:: Page excerpt

# ABS Motor Seems to be Shorted to Ground, Help Needed



## Tanner Frisby (May 13, 2014)

Hello All,
As the title says, the black cylinder sticking off the aluminum ABS block (which I assume to be a motor of some sort, pardon my ignorance) seems to be shorted to ground. When the battery is plugged in the ABS vibrates and hums. 










The red shows voltages. The two large ports on the left both show 12V on the plug. The two large ports on the right are open and the wires coming off of them are orange (assumedly ground, especially since they terminate to an eyelet which I assume is for bolting to the frame). All of the smaller ports register zero volts unless otherwise noted on the diagram. I'm assuming the 0V ports go mainly to wheel speed sensors, but I couldn't find a pin out for my ABS unit.

::::
:: Record extracts

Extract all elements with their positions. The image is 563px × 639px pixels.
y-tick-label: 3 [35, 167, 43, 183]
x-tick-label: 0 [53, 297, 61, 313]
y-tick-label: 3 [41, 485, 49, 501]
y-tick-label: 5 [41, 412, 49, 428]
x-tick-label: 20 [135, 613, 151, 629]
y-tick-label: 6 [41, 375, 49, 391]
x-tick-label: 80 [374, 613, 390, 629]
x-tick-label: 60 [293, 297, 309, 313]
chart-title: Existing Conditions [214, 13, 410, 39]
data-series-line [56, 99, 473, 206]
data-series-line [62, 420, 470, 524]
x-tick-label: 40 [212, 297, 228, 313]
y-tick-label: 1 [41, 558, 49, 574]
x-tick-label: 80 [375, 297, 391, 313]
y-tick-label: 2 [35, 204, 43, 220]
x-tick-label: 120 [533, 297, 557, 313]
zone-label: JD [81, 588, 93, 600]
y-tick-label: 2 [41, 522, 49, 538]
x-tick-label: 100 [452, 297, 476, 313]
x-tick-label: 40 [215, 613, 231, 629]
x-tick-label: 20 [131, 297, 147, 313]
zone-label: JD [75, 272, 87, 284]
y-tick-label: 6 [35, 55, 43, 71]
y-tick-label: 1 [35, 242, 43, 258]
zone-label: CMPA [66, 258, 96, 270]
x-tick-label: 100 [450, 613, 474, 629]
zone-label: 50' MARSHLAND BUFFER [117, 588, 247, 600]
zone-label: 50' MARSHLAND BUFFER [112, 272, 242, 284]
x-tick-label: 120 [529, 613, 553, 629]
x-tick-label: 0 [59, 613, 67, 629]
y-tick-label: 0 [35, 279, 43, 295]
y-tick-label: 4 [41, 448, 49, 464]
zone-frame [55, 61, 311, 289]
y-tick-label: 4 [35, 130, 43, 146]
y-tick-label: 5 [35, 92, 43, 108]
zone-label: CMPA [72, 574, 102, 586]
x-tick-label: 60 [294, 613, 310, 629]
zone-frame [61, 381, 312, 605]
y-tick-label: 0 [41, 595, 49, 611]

::::

#### Requests:
1) Say whether each statement agrees with the ABS forum post, answering yes or no and quoting the words of the post that decide it. (a) The poster located a pin out for the ABS unit. (b) Both large ports on the left show 12V on the plug. (c) The wires coming off the two large ports on the right are orange.
2) Carry on the forum post about the shorted ABS motor from the point where it stops.

#### The results:
1)
(a) No: "but I couldn't find a pin out for my ABS unit."
(b) Yes: "The two large ports on the left both show 12V on the plug."
(c) Yes: "the wires coming off of them are orange"

2)
The pins that plug into the "yellow" ports on the actual ABS unit have continuity (shown by 41 ohms resistance). This is my best guess as to the problem. But I wouldn't rule anything out. When the plug is connected, the yellow ground port shows full 12.5V and sparks against the frame. The other "ground" showed something along the lines of 4.5V and didn't spark against the frame. 

The unit has quite a back story and is currently spliced into a Frankenstein (mostly) Jetta mk4.

I apologize if this issue has been addressed previously, I'm not familiar enough with the terminology to find past threads on this issue.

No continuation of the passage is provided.